> SHORT TASK: Write the entries out again exactly as they stand, but without the pictures.
---------- RAW DATA ----------
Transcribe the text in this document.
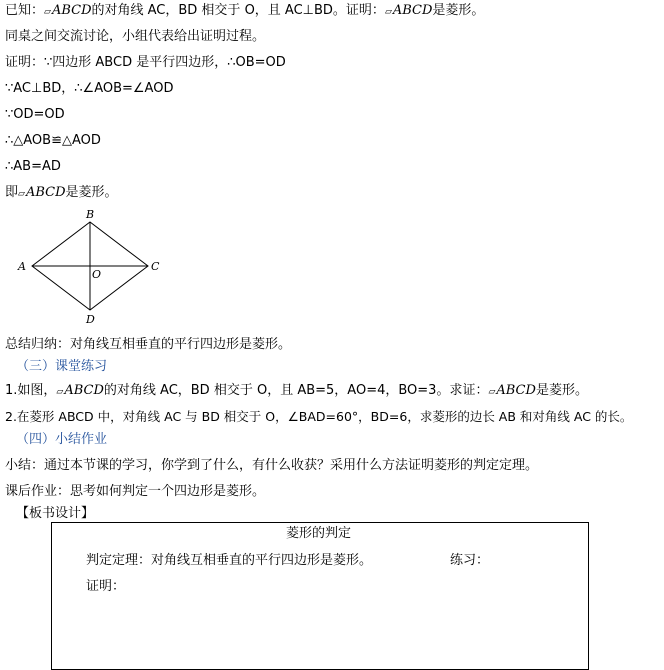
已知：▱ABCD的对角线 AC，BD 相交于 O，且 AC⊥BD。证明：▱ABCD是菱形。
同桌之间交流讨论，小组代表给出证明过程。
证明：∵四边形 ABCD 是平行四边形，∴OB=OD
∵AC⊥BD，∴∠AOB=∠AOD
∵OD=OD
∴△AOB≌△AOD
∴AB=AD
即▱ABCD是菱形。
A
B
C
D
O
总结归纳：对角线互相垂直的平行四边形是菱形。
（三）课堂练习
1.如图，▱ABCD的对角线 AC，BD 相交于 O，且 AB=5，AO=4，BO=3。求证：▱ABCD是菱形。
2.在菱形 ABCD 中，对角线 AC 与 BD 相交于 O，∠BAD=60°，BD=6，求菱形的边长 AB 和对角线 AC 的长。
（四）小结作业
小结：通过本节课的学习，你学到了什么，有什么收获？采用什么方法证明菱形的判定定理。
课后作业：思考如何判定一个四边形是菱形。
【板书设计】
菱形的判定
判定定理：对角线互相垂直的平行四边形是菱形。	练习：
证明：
----------
> WRITTEN SOLUTION:
Transcribe the text in this document.
已知：▱ABCD的对角线 AC，BD 相交于 O，且 AC⊥BD。证明：▱ABCD是菱形。
同桌之间交流讨论，小组代表给出证明过程。
证明：∵四边形 ABCD 是平行四边形，∴OB=OD
∵AC⊥BD，∴∠AOB=∠AOD
∵OD=OD
∴△AOB≌△AOD
∴AB=AD
即▱ABCD是菱形。
A
B
C
D
O
总结归纳：对角线互相垂直的平行四边形是菱形。
（三）课堂练习
1.如图，▱ABCD的对角线 AC，BD 相交于 O，且 AB=5，AO=4，BO=3。求证：▱ABCD是菱形。
2.在菱形 ABCD 中，对角线 AC 与 BD 相交于 O，∠BAD=60°，BD=6，求菱形的边长 AB 和对角线 AC 的长。
（四）小结作业
小结：通过本节课的学习，你学到了什么，有什么收获？采用什么方法证明菱形的判定定理。
课后作业：思考如何判定一个四边形是菱形。
【板书设计】
菱形的判定
判定定理：对角线互相垂直的平行四边形是菱形。	练习：
证明：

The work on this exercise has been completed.